TASK DETAILS: Collect all the lines that mention the word "Копышовка".

Data records:
● ● ● ●
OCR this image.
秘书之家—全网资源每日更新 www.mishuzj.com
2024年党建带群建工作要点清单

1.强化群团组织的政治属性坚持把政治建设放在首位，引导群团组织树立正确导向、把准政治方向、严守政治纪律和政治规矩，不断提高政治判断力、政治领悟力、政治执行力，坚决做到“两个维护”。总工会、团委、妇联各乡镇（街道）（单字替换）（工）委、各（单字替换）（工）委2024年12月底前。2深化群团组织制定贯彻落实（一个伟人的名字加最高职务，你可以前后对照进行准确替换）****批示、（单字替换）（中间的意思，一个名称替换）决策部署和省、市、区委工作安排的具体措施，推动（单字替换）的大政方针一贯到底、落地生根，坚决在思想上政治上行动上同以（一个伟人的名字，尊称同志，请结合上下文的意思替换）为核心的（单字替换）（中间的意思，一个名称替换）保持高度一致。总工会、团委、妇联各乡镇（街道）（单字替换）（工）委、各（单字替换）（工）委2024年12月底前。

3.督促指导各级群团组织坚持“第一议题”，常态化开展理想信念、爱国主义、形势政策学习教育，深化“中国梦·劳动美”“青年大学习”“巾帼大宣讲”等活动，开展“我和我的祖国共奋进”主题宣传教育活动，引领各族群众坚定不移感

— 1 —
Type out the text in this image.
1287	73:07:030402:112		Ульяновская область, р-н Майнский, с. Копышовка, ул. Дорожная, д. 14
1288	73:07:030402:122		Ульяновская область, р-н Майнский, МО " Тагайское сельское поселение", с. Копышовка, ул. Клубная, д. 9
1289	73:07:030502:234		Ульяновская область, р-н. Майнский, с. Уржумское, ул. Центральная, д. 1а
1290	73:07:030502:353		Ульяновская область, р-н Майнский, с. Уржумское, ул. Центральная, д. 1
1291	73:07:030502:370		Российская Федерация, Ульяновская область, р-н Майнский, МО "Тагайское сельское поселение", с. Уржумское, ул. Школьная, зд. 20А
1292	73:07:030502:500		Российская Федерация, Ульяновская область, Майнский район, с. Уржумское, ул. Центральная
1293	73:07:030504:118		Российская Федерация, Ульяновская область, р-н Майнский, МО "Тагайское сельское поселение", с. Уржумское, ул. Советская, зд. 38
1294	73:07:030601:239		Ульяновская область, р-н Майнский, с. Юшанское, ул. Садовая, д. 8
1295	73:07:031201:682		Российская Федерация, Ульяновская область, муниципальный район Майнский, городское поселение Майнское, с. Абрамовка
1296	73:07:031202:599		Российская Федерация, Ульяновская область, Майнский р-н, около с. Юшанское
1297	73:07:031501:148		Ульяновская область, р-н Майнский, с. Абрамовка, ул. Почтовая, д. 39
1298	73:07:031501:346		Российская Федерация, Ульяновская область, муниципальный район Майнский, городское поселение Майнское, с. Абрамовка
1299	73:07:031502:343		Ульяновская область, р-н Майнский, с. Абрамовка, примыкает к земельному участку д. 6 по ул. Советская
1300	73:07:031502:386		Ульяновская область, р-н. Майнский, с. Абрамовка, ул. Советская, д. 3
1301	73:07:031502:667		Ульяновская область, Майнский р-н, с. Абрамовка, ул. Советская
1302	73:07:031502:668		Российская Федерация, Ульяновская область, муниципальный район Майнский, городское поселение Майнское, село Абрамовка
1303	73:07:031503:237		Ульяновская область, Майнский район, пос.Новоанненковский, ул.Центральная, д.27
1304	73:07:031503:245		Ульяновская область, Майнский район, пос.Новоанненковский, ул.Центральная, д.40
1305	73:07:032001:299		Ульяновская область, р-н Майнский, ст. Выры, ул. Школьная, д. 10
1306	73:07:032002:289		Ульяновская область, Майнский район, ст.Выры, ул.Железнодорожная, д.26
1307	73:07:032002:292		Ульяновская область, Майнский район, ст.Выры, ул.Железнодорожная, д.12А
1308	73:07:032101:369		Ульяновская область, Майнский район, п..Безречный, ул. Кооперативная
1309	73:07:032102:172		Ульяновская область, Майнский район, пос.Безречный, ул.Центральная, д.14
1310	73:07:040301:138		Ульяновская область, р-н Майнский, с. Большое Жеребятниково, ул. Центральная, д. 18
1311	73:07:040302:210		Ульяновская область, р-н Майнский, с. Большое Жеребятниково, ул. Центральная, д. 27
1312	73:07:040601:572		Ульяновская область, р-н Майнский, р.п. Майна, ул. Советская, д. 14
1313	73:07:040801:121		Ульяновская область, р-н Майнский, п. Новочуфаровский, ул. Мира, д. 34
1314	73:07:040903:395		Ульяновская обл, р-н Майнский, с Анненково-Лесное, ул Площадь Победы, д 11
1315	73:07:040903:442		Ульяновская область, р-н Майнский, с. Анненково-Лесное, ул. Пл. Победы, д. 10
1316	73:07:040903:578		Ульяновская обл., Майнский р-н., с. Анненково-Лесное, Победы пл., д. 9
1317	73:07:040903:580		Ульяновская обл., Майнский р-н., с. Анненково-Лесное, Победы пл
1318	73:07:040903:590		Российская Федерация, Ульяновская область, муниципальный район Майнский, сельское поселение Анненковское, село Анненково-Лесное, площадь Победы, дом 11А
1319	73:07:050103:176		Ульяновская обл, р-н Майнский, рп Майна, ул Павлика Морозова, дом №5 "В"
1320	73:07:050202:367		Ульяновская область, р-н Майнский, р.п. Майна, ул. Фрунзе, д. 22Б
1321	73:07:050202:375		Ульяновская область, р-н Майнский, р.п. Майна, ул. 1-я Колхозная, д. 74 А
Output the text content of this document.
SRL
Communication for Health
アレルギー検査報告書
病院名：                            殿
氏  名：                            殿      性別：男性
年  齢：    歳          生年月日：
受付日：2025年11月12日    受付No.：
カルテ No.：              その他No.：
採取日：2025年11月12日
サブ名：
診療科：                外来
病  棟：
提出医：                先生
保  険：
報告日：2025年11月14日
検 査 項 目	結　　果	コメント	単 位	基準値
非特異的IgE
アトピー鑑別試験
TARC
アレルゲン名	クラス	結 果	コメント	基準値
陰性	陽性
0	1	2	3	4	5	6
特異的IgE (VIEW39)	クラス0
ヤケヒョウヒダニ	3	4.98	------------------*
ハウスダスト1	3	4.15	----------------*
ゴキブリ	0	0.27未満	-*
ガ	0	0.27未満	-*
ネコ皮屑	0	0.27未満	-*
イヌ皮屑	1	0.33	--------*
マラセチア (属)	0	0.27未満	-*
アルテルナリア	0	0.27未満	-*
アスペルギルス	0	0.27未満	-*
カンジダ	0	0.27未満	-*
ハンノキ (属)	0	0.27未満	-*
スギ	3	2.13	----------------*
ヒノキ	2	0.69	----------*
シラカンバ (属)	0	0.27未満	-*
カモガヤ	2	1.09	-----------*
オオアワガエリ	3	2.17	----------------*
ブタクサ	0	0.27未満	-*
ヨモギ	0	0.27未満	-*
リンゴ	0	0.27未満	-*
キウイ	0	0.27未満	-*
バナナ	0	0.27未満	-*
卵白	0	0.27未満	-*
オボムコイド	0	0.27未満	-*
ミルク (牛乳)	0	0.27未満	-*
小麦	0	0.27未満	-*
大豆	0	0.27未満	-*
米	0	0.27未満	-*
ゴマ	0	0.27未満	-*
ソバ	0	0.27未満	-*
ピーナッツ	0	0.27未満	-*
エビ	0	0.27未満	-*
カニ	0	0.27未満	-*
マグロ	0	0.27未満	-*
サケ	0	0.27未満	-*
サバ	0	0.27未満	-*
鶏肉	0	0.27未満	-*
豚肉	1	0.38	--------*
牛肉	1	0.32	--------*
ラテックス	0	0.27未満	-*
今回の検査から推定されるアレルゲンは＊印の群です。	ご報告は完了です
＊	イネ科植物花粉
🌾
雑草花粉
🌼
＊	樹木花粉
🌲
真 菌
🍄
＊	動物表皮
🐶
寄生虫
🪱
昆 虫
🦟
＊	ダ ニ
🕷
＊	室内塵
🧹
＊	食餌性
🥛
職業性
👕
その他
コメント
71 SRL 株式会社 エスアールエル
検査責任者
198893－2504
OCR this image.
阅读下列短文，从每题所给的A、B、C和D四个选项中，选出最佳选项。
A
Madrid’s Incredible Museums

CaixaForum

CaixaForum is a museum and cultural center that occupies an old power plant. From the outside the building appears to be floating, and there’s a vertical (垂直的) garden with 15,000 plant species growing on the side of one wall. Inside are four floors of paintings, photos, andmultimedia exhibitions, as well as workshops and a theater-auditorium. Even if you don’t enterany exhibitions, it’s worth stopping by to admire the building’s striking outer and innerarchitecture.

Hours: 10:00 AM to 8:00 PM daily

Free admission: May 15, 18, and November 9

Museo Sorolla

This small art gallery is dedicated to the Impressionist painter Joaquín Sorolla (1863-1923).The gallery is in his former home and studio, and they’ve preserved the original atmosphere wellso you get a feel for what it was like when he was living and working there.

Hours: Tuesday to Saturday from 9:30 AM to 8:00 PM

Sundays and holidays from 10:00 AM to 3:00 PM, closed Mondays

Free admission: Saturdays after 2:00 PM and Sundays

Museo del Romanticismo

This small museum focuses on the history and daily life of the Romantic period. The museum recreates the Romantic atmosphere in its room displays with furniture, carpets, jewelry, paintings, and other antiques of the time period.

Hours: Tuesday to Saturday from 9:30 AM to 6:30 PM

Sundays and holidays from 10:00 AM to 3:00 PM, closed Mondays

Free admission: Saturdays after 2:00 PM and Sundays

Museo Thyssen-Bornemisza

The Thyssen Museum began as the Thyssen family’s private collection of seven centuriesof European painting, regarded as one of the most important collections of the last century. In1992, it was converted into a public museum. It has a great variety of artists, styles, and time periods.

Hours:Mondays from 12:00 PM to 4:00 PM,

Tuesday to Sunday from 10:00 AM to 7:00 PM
● ● ● ●
CORRECT RESPONSE:
1287	73:07:030402:112		Ульяновская область, р-н Майнский, с. Копышовка, ул. Дорожная, д. 14
1288	73:07:030402:122		Ульяновская область, р-н Майнский, МО " Тагайское сельское поселение", с. Копышовка, ул. Клубная, д. 9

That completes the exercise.